--- WHAT IS NEEDED ---
Show all lines from the records below in which the string "summary" is present.

*** DATASET RECORDS ***

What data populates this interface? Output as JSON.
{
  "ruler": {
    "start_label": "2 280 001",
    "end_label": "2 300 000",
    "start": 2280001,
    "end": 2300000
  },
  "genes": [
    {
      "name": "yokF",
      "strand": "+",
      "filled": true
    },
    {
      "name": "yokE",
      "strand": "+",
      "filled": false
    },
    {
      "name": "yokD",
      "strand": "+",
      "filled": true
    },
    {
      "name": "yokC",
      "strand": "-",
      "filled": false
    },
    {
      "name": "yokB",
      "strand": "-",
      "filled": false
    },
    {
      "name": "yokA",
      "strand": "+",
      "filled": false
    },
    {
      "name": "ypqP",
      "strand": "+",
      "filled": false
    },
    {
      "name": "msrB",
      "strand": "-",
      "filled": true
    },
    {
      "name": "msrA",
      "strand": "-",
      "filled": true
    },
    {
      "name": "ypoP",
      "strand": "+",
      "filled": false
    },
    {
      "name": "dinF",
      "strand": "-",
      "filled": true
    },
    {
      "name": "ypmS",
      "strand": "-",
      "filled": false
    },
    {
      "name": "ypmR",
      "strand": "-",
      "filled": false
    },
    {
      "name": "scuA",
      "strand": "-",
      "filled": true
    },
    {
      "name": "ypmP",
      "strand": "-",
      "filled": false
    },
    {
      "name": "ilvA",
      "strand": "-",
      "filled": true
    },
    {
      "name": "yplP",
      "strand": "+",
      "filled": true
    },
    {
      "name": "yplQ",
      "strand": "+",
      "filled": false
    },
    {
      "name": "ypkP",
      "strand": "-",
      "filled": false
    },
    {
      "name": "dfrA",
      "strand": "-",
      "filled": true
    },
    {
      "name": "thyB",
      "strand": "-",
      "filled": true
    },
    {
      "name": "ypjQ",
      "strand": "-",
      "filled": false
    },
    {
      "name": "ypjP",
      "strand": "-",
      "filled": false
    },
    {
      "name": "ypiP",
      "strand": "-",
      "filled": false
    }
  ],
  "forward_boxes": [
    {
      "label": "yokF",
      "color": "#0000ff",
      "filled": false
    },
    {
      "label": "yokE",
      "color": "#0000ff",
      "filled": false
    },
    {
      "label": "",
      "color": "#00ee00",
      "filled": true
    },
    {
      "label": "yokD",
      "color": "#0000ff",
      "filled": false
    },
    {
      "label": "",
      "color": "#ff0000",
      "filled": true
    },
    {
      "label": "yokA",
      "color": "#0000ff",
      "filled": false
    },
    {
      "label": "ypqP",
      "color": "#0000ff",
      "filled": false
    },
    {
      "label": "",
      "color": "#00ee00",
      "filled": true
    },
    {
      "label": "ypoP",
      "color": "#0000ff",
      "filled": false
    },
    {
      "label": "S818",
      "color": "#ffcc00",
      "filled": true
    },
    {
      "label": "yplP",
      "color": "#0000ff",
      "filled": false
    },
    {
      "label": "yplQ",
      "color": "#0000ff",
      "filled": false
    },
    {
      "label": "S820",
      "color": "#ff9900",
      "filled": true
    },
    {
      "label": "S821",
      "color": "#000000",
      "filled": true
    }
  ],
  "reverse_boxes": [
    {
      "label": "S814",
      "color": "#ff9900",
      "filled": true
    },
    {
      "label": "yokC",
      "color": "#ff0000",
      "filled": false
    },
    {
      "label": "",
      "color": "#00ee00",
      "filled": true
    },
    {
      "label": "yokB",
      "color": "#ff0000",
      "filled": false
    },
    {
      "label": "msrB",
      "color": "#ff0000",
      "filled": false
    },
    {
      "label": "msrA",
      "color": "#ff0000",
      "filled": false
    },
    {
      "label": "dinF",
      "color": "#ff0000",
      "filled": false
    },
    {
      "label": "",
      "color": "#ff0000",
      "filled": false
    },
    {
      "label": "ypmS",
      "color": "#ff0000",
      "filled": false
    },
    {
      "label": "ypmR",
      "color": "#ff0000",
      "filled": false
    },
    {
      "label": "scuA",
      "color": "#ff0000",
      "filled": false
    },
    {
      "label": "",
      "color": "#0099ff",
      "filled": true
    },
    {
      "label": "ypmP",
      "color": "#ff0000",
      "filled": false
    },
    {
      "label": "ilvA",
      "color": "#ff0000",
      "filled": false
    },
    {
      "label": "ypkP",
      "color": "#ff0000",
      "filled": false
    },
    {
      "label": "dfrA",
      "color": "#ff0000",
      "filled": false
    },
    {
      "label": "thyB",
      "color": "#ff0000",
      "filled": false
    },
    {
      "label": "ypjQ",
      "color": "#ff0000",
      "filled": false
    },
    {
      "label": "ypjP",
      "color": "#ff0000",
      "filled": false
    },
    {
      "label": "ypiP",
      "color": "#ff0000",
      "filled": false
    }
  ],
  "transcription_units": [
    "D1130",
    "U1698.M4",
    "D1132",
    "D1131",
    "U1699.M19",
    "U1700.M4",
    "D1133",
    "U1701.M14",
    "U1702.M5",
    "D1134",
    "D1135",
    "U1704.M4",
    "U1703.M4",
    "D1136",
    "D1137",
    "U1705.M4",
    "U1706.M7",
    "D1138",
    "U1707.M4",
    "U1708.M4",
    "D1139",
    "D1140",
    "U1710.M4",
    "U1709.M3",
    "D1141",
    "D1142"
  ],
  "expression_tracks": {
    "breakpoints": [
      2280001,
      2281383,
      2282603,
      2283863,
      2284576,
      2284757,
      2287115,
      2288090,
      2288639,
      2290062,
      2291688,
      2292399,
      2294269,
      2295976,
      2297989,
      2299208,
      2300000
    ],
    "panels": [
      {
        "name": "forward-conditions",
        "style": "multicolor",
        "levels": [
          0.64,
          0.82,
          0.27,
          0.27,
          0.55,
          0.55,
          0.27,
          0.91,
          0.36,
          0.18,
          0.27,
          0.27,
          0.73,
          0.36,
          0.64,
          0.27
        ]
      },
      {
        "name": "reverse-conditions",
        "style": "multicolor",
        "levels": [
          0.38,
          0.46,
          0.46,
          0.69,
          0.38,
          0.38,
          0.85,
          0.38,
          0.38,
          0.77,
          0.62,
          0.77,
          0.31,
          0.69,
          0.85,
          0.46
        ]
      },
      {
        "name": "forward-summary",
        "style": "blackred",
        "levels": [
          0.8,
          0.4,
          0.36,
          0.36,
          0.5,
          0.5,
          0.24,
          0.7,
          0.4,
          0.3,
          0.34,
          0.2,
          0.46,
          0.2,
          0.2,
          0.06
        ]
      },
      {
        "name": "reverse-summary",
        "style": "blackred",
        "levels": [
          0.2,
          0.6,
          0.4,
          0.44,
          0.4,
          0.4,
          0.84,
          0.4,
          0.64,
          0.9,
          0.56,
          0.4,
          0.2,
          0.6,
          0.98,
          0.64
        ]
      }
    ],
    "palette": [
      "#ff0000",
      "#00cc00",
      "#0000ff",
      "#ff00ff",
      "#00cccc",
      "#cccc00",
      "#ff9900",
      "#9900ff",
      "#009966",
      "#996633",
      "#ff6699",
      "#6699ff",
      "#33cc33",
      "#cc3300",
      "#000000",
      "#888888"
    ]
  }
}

*** End of DATASET RECORDS ***

--- SOLUTION FOR THIS TASK ---
        "name": "forward-summary",
        "name": "reverse-summary",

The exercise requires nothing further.